| Set problem |
Could you reproduce every line of the listing below verbatim, without changing a single character?

| Input material |
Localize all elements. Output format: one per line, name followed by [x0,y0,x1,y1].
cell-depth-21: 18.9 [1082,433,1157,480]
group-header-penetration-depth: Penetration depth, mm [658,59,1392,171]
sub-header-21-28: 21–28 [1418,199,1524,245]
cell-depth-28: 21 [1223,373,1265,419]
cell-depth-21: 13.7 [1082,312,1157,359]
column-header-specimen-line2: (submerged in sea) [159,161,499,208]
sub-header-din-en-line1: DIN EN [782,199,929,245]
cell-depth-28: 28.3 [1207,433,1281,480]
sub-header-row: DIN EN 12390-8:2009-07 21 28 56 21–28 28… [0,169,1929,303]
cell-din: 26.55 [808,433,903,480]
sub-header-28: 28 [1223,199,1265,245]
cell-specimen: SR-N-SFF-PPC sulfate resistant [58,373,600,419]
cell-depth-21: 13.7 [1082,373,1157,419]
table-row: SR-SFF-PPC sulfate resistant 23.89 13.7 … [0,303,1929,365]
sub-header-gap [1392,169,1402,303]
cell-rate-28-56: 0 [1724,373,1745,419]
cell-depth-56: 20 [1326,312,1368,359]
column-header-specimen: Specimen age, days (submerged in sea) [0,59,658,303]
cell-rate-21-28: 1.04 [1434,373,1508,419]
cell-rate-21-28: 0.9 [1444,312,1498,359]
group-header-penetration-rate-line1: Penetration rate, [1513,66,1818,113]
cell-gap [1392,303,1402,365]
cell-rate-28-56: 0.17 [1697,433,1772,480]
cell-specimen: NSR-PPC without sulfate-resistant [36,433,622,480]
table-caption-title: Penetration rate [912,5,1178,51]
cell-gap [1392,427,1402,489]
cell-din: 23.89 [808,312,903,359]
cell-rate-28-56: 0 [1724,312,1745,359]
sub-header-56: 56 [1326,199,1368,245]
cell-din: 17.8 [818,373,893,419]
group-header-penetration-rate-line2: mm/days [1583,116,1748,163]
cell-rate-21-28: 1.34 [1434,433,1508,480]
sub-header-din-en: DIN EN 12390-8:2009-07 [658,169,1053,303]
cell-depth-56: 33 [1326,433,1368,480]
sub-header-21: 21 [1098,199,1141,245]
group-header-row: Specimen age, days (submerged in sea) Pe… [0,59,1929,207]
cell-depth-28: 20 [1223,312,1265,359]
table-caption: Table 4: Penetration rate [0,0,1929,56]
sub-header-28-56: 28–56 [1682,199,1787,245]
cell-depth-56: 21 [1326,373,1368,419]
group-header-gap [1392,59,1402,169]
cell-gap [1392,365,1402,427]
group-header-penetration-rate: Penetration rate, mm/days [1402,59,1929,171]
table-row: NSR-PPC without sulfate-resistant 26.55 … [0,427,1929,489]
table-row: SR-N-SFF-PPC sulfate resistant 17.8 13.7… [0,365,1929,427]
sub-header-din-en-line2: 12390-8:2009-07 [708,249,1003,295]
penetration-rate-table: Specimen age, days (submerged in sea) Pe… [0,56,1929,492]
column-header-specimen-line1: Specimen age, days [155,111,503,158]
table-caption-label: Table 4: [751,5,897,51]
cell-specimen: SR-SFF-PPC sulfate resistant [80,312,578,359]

| Response below |
Localize all elements. Output format: one per line, name followed by [x0,y0,x1,y1].
cell-depth-21: 18.9 [1082,433,1157,480]
group-header-penetration-depth: Penetration depth, mm [658,59,1392,171]
sub-header-21-28: 21–28 [1418,199,1524,245]
cell-depth-28: 21 [1223,373,1265,419]
cell-depth-21: 13.7 [1082,312,1157,359]
column-header-specimen-line2: (submerged in sea) [159,161,499,208]
sub-header-din-en-line1: DIN EN [782,199,929,245]
cell-depth-28: 28.3 [1207,433,1281,480]
sub-header-row: DIN EN 12390-8:2009-07 21 28 56 21–28 28… [0,169,1929,303]
cell-din: 26.55 [808,433,903,480]
sub-header-28: 28 [1223,199,1265,245]
cell-specimen: SR-N-SFF-PPC sulfate resistant [58,373,600,419]
cell-depth-21: 13.7 [1082,373,1157,419]
table-row: SR-SFF-PPC sulfate resistant 23.89 13.7 … [0,303,1929,365]
sub-header-gap [1392,169,1402,303]
cell-rate-28-56: 0 [1724,373,1745,419]
cell-depth-56: 20 [1326,312,1368,359]
column-header-specimen: Specimen age, days (submerged in sea) [0,59,658,303]
cell-rate-21-28: 1.04 [1434,373,1508,419]
cell-rate-21-28: 0.9 [1444,312,1498,359]
group-header-penetration-rate-line1: Penetration rate, [1513,66,1818,113]
cell-gap [1392,303,1402,365]
cell-rate-28-56: 0.17 [1697,433,1772,480]
cell-specimen: NSR-PPC without sulfate-resistant [36,433,622,480]
table-caption-title: Penetration rate [912,5,1178,51]
cell-gap [1392,427,1402,489]
cell-din: 23.89 [808,312,903,359]
cell-rate-28-56: 0 [1724,312,1745,359]
sub-header-56: 56 [1326,199,1368,245]
cell-din: 17.8 [818,373,893,419]
group-header-penetration-rate-line2: mm/days [1583,116,1748,163]
cell-rate-21-28: 1.34 [1434,433,1508,480]
sub-header-din-en: DIN EN 12390-8:2009-07 [658,169,1053,303]
cell-depth-56: 33 [1326,433,1368,480]
sub-header-21: 21 [1098,199,1141,245]
group-header-row: Specimen age, days (submerged in sea) Pe… [0,59,1929,207]
cell-depth-28: 20 [1223,312,1265,359]
table-caption: Table 4: Penetration rate [0,0,1929,56]
sub-header-28-56: 28–56 [1682,199,1787,245]
cell-depth-56: 21 [1326,373,1368,419]
group-header-gap [1392,59,1402,169]
cell-gap [1392,365,1402,427]
group-header-penetration-rate: Penetration rate, mm/days [1402,59,1929,171]
table-row: NSR-PPC without sulfate-resistant 26.55 … [0,427,1929,489]
table-row: SR-N-SFF-PPC sulfate resistant 17.8 13.7… [0,365,1929,427]
sub-header-din-en-line2: 12390-8:2009-07 [708,249,1003,295]
penetration-rate-table: Specimen age, days (submerged in sea) Pe… [0,56,1929,492]
column-header-specimen-line1: Specimen age, days [155,111,503,158]
table-caption-label: Table 4: [751,5,897,51]
cell-specimen: SR-SFF-PPC sulfate resistant [80,312,578,359]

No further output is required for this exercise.